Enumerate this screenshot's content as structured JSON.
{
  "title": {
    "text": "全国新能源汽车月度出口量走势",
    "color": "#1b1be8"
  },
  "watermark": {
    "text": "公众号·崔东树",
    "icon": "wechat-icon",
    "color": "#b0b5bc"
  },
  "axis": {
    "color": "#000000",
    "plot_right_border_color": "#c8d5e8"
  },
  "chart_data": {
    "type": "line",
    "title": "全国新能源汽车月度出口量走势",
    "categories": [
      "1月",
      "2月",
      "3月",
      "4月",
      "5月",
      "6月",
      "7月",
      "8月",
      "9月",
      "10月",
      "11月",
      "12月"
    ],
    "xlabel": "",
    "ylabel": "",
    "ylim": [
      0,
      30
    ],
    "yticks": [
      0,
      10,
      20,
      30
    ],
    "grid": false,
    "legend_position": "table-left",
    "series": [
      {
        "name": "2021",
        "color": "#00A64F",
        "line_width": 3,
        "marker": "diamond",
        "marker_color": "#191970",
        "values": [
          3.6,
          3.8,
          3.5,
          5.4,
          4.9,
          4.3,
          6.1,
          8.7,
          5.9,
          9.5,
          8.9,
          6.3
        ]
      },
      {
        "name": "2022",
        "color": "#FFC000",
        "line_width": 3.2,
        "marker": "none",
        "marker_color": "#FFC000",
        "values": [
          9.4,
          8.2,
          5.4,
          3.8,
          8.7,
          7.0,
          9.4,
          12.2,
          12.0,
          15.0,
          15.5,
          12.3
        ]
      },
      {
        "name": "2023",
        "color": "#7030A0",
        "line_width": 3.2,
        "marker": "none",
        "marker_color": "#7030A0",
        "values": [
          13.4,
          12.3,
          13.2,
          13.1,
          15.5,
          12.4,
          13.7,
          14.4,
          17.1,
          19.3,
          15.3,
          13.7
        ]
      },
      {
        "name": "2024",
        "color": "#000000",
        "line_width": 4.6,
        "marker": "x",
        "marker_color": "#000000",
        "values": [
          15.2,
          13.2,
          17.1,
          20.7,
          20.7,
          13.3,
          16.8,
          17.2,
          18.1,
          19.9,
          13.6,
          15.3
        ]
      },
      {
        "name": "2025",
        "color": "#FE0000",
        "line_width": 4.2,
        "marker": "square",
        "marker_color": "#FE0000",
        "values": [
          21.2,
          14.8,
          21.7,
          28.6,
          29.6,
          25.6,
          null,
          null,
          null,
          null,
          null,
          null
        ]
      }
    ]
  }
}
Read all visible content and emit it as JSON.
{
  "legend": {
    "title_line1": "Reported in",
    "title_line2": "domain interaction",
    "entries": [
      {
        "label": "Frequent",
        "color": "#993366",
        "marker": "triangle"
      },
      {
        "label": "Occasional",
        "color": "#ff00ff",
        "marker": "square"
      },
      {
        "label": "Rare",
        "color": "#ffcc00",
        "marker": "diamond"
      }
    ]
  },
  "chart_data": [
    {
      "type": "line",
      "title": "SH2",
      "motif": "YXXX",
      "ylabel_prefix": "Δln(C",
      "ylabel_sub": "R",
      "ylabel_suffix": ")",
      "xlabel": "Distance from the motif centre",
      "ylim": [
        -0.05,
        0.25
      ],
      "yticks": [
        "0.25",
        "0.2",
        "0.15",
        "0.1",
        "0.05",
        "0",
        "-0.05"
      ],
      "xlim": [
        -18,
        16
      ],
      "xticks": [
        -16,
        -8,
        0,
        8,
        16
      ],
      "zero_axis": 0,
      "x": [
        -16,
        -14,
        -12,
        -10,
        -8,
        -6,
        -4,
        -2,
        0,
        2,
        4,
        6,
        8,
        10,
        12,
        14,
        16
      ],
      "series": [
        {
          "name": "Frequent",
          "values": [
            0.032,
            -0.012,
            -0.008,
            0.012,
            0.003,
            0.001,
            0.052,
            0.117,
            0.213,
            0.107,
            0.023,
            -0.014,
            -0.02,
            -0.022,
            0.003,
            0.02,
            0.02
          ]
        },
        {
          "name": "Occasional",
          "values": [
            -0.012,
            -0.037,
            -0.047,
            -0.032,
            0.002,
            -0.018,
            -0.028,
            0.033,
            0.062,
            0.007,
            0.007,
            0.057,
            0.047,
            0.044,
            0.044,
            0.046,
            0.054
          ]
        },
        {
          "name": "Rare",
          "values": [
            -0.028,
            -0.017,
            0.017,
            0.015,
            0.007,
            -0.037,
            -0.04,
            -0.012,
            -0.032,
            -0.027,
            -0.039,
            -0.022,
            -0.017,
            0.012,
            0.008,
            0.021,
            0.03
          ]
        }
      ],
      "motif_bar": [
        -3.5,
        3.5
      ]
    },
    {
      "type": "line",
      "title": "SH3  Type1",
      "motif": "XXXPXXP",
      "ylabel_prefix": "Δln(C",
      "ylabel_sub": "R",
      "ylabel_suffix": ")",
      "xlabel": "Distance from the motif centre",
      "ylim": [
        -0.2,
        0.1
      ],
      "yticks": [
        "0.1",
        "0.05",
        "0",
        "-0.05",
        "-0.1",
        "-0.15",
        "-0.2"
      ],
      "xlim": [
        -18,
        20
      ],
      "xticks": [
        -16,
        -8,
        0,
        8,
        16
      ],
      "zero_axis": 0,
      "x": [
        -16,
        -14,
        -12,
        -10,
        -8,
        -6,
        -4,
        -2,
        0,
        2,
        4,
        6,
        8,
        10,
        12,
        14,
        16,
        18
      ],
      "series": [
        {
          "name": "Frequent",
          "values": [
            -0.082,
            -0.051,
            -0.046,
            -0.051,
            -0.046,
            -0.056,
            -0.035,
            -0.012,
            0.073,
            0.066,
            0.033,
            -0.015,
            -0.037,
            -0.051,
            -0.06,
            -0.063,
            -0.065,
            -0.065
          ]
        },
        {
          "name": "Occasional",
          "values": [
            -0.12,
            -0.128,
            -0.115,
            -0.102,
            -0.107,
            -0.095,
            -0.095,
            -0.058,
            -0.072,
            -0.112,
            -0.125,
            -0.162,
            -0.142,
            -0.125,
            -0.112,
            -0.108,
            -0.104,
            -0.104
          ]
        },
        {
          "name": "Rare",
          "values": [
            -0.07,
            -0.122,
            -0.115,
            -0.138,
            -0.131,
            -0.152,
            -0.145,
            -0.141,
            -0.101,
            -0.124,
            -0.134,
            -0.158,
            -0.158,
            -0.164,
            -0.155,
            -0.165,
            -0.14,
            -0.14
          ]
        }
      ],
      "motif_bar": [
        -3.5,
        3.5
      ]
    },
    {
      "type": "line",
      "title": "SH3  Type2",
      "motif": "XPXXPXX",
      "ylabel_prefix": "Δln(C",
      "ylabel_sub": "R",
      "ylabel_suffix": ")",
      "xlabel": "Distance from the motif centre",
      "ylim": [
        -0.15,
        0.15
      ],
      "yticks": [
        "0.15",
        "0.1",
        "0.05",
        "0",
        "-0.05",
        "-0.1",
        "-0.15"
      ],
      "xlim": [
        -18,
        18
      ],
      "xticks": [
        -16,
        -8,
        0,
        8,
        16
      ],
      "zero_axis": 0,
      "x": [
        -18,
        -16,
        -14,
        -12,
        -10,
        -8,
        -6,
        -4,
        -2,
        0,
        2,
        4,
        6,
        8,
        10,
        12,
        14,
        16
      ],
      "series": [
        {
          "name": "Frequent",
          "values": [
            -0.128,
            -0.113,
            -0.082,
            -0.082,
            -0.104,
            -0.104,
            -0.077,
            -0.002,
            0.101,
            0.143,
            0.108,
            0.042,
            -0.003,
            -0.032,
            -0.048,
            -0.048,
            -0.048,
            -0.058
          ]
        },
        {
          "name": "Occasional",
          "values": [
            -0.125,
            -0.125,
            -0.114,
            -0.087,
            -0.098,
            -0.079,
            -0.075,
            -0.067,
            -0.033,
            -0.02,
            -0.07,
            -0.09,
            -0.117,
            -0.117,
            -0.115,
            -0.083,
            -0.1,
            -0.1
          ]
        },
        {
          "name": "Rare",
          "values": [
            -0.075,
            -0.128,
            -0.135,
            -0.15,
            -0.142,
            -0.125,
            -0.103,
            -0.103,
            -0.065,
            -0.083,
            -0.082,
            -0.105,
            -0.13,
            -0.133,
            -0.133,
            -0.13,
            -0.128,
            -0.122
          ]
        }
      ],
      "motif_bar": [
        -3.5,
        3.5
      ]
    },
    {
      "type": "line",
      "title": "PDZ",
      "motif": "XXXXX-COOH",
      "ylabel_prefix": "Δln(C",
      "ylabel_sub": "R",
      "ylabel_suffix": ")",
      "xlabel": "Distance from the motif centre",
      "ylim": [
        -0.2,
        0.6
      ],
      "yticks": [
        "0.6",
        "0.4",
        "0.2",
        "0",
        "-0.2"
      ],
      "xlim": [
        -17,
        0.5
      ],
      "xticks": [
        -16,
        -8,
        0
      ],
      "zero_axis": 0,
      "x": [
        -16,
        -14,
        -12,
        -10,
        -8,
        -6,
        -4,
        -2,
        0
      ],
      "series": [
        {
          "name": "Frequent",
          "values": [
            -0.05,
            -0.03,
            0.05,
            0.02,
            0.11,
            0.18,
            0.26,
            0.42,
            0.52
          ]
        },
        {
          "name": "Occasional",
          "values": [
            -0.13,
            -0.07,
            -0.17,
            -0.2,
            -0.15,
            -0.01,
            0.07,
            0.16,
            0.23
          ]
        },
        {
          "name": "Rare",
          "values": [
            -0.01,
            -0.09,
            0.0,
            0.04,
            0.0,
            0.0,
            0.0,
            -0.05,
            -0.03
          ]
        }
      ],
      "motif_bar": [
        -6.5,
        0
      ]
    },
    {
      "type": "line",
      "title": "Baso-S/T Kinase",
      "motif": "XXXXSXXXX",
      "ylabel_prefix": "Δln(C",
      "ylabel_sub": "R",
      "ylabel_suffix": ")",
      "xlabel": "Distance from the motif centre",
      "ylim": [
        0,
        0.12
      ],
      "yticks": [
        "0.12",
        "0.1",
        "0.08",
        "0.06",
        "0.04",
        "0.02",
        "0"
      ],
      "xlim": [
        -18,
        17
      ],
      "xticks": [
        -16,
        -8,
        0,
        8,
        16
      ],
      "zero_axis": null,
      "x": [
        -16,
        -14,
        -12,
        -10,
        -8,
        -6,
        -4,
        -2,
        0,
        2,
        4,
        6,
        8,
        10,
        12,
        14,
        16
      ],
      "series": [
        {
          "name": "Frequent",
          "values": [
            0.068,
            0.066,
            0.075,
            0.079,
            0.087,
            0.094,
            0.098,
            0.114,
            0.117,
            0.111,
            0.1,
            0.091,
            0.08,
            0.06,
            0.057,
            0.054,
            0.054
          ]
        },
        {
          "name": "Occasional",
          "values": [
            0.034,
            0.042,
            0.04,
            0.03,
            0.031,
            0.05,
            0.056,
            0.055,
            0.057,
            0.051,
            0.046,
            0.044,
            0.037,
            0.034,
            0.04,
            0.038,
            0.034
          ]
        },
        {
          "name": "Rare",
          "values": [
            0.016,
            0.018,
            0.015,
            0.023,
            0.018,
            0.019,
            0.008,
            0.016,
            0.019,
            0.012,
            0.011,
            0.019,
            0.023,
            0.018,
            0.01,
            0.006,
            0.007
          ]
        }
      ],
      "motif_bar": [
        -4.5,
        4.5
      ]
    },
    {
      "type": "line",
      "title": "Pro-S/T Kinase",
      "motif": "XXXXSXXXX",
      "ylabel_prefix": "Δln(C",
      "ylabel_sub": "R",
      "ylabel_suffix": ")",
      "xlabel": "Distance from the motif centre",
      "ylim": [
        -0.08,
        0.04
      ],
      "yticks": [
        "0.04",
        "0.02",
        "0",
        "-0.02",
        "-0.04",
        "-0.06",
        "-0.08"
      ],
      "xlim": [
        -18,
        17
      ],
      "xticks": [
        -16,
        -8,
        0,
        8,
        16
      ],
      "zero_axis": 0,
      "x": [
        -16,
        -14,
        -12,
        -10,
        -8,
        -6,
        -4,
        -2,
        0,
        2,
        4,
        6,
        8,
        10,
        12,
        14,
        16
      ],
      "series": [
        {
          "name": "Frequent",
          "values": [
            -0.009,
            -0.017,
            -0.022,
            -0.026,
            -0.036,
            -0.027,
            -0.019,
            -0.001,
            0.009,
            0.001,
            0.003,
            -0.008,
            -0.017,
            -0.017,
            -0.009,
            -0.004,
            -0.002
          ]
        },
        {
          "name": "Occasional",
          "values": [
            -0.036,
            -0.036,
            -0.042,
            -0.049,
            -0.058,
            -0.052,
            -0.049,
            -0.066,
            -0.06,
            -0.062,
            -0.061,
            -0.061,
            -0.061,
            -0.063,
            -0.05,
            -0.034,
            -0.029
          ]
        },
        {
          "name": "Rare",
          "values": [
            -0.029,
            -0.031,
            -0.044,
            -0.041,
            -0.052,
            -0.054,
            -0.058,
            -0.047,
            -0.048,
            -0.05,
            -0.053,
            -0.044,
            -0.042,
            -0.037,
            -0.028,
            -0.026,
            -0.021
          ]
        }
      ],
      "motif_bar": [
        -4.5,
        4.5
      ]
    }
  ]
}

- **What you are asked to do**
Check each line of the entries above, and show every one holding the word "Kinase".

- **Response to the exercise**
      "title": "Baso-S/T Kinase",
      "title": "Pro-S/T Kinase",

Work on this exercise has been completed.